── Records provided

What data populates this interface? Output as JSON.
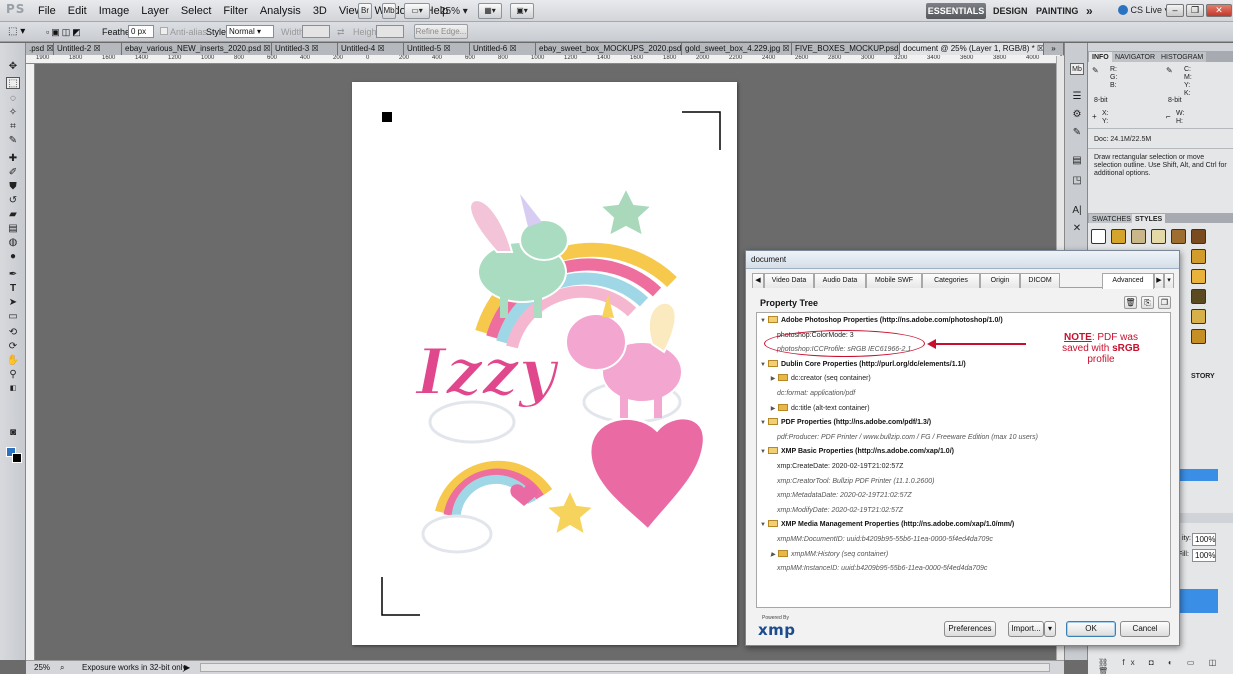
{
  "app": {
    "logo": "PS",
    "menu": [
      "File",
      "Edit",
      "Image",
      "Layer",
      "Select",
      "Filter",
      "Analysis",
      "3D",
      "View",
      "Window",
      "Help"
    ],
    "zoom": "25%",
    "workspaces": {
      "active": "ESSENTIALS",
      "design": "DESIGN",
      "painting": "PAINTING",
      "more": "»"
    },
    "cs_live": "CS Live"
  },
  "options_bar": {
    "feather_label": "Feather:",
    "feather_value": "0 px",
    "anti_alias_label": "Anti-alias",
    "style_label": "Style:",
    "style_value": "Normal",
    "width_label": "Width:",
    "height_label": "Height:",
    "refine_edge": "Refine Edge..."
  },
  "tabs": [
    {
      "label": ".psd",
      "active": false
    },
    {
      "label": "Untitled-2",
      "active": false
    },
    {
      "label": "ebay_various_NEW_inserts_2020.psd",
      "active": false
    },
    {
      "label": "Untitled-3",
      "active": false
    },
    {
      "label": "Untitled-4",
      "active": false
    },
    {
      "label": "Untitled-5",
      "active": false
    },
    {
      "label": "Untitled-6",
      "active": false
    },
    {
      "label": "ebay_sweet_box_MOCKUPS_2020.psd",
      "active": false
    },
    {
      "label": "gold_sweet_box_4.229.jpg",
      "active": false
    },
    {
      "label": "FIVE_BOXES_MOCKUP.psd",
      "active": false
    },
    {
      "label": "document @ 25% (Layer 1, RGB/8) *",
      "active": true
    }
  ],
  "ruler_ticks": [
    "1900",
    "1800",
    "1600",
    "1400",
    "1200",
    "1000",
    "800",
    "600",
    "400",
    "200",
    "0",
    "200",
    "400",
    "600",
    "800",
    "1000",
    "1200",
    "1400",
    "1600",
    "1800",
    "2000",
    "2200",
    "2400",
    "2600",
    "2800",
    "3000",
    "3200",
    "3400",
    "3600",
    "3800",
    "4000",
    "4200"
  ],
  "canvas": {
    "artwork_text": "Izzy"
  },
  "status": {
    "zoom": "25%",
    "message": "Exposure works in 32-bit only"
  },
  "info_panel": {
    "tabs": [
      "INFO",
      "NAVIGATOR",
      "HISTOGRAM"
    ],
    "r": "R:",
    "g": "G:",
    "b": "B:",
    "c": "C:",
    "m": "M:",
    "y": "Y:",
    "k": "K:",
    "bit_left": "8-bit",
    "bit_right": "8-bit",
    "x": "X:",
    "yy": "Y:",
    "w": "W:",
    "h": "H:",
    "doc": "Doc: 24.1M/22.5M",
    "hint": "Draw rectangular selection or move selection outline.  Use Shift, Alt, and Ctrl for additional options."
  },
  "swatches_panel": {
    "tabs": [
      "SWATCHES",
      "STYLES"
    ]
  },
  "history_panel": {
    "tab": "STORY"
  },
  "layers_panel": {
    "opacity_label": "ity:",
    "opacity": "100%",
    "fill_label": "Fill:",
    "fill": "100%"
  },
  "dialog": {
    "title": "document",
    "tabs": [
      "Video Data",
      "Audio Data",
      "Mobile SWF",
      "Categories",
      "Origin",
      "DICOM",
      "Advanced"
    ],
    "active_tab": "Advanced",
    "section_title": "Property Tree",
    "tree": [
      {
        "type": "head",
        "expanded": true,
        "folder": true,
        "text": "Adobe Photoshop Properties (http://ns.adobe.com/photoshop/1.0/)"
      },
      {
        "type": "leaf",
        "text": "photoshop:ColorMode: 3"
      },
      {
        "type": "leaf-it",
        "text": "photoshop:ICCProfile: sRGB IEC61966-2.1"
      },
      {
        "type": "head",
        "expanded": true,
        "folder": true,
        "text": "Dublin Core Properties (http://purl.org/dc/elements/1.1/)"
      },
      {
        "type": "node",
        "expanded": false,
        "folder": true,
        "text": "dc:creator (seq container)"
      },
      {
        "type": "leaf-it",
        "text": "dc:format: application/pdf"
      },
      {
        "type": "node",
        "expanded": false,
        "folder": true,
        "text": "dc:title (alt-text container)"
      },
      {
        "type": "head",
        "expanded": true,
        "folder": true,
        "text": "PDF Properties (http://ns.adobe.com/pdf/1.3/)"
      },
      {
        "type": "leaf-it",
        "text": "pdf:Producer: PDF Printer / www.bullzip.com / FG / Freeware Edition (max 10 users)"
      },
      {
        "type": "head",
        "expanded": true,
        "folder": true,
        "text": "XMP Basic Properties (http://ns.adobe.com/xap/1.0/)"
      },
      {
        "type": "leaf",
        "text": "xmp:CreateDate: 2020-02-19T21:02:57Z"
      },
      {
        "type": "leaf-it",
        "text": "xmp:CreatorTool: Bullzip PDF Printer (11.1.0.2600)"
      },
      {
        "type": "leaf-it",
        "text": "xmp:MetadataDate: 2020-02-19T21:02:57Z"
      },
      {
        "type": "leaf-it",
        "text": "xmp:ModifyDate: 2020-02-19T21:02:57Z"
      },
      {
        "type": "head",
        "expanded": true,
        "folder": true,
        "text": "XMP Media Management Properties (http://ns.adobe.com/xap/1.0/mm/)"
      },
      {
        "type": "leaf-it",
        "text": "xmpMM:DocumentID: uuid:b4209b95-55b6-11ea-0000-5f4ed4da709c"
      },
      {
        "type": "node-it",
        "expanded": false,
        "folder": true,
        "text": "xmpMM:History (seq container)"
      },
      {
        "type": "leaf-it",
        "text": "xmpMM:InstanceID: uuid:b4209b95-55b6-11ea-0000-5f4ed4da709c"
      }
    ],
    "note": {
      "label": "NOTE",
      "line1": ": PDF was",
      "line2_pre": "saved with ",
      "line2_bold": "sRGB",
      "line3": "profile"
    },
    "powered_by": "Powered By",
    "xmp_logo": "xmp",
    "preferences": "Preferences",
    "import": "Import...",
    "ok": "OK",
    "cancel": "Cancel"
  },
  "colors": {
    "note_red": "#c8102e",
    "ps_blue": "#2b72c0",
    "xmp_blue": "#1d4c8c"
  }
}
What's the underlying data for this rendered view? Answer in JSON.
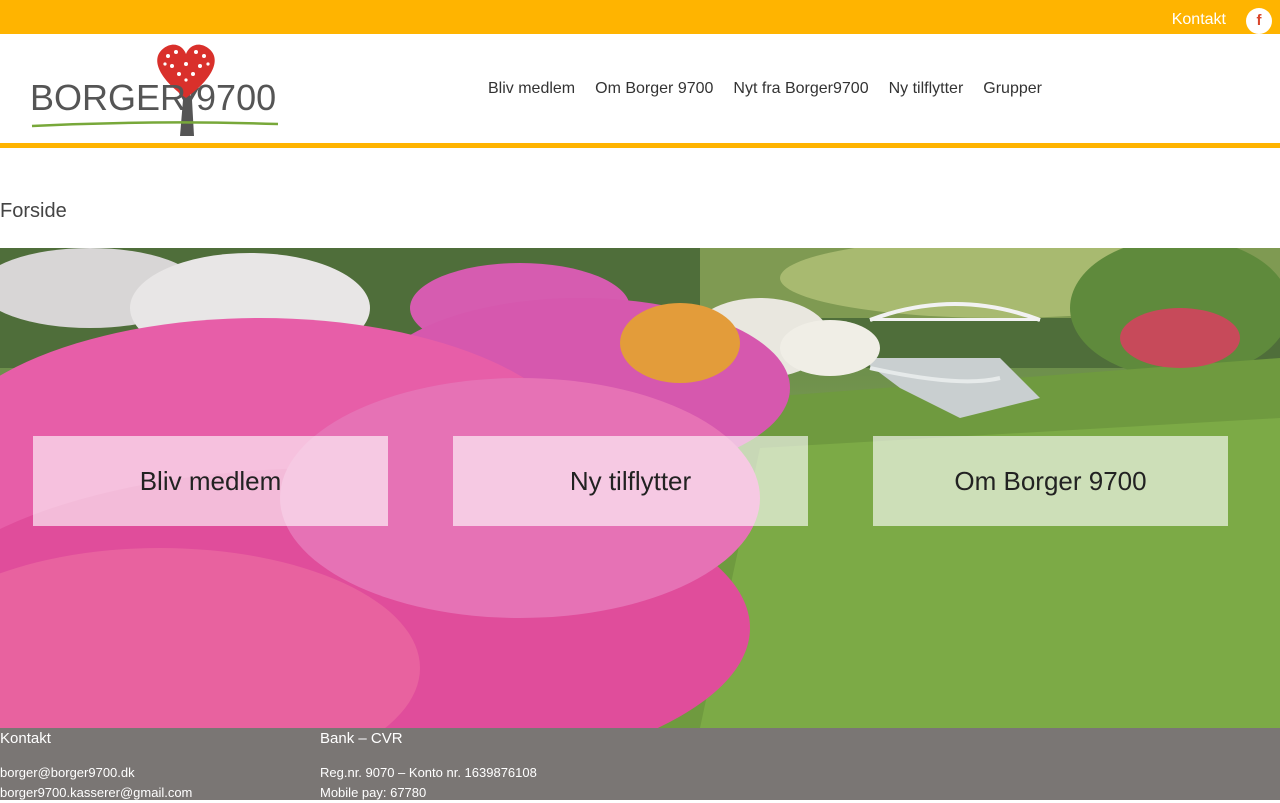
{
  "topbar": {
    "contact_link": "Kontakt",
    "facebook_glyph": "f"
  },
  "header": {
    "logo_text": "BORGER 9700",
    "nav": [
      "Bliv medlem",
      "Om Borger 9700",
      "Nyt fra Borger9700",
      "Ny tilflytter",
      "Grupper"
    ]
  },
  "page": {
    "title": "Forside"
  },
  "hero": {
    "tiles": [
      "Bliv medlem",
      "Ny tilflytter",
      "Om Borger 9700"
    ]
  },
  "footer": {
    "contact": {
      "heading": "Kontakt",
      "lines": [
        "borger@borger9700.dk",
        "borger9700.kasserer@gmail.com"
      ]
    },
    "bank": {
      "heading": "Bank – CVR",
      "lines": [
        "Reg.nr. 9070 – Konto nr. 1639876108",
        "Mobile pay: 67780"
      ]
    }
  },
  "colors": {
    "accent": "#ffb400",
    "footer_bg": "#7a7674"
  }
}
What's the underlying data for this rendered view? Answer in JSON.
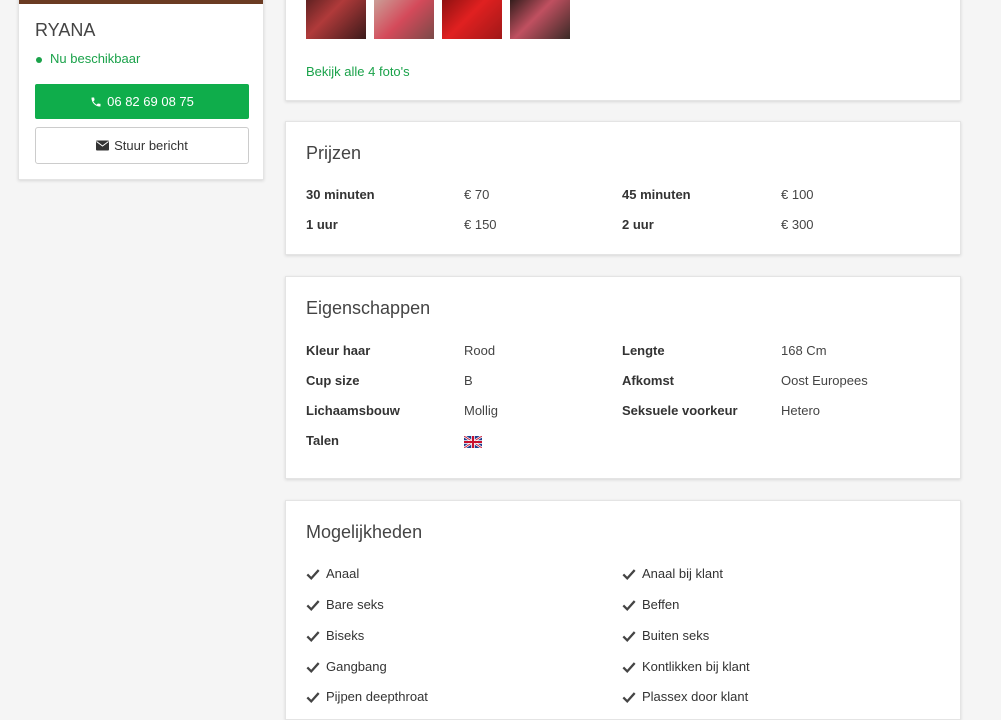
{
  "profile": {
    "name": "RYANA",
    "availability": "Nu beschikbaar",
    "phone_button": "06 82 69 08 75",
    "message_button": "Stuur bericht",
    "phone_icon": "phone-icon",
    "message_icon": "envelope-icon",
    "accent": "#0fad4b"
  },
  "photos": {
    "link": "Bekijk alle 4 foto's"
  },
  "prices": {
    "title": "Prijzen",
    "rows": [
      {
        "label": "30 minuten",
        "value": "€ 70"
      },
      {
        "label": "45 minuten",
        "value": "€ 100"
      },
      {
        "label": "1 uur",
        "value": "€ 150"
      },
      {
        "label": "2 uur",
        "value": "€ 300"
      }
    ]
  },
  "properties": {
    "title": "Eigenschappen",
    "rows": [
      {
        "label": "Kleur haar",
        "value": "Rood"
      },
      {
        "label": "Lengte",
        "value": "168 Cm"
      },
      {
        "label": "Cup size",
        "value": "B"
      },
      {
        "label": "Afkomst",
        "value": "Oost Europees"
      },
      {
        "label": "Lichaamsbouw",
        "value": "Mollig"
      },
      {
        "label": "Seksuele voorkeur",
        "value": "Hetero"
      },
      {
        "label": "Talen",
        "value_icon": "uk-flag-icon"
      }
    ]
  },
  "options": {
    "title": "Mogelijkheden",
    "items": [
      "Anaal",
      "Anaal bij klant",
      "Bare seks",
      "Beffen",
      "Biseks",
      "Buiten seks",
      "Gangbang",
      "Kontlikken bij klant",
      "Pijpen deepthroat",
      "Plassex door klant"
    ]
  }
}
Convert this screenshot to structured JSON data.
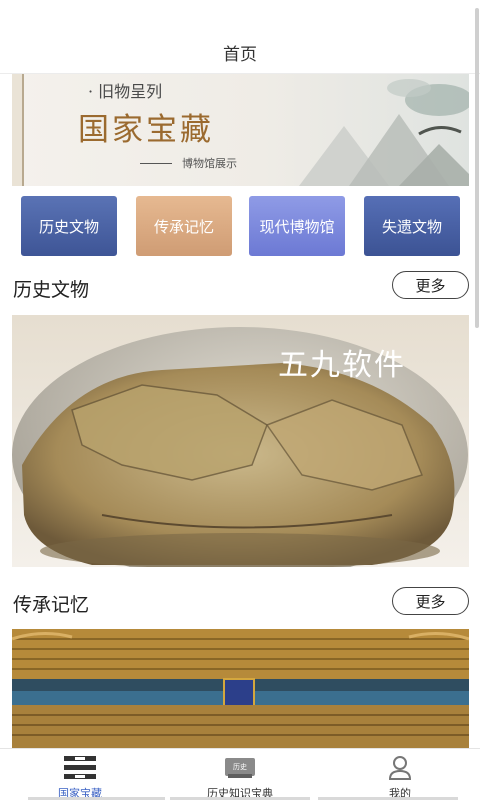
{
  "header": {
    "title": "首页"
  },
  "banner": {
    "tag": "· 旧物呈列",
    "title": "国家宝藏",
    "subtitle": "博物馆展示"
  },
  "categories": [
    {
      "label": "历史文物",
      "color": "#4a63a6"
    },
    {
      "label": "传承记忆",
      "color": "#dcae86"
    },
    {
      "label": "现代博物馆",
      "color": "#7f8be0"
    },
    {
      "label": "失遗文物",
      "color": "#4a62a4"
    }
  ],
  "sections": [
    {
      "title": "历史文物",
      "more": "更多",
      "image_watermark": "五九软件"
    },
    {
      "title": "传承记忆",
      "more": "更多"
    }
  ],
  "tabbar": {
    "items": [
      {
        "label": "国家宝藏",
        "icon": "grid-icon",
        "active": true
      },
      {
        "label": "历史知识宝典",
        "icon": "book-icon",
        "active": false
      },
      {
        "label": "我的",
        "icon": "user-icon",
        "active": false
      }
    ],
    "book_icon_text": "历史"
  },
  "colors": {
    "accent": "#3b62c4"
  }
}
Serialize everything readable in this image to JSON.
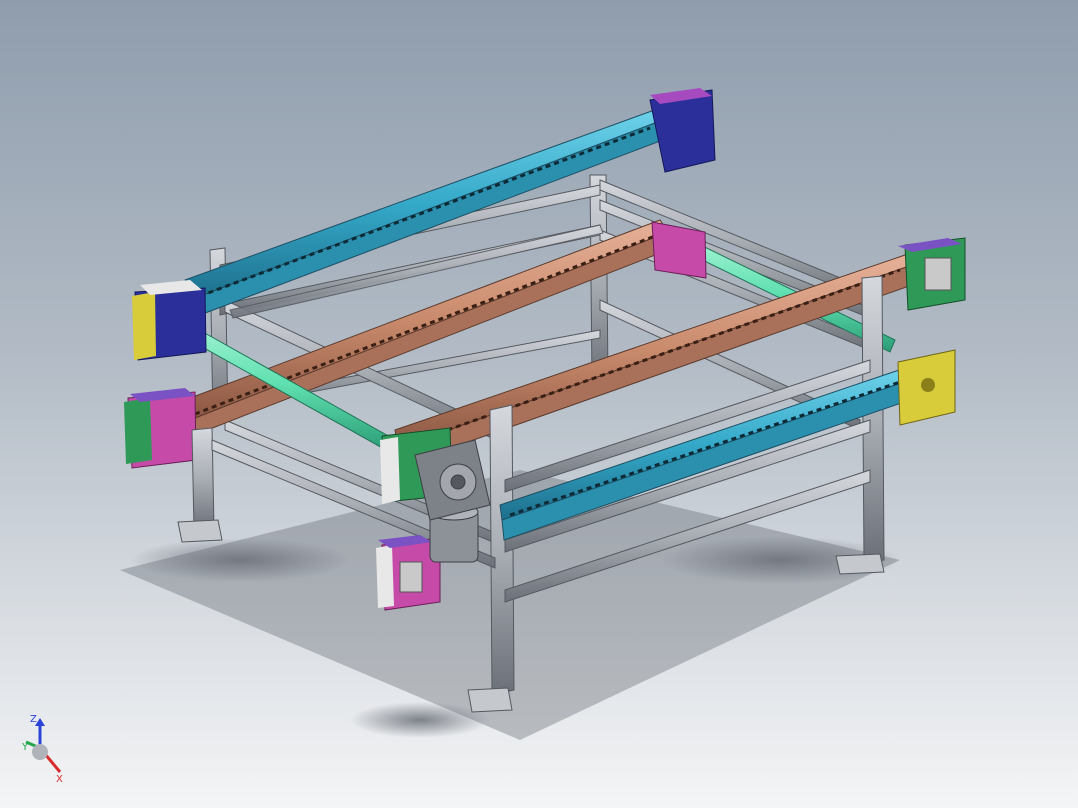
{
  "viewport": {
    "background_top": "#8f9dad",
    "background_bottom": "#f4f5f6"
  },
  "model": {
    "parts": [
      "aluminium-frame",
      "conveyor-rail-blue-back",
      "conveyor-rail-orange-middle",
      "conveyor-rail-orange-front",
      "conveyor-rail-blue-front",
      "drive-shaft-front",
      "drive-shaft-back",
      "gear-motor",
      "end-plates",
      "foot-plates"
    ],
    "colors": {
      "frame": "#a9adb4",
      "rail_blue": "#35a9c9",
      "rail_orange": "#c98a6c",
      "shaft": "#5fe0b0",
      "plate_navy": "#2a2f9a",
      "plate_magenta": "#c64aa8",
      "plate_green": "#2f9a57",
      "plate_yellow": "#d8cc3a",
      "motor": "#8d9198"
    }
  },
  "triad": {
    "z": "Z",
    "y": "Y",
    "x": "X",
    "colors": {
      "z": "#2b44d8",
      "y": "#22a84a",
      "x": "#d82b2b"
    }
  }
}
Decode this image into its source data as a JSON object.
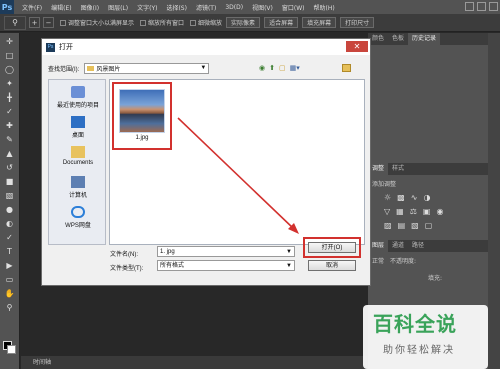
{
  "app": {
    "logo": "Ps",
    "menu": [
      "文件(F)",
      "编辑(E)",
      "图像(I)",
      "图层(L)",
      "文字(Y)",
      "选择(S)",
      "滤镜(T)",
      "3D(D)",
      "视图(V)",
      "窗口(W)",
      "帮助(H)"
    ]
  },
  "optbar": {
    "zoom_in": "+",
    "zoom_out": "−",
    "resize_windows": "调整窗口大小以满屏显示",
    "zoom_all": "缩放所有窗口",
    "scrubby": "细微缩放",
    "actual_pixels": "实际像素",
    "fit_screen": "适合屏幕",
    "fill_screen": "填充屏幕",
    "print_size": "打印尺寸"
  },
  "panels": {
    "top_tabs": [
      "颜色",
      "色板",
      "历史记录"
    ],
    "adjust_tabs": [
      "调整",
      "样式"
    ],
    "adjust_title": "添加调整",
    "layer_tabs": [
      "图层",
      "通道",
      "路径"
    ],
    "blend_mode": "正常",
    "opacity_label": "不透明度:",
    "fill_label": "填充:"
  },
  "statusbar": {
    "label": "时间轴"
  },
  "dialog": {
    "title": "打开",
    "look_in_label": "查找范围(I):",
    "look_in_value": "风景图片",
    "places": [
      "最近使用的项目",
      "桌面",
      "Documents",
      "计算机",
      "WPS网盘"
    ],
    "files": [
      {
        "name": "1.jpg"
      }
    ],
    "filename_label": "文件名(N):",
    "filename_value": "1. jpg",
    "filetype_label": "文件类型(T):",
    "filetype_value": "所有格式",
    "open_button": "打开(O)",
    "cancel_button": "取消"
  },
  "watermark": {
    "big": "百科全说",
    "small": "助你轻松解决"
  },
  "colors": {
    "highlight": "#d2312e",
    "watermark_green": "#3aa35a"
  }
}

────

## Problem details
Search the data for "Untitled". Copy every line that has it.

## Full solution
      "label": "Untitled-2",
      "label": "Untitled-3",
      "label": "Untitled-4",
      "label": "Untitled-5",
      "label": "Untitled-6",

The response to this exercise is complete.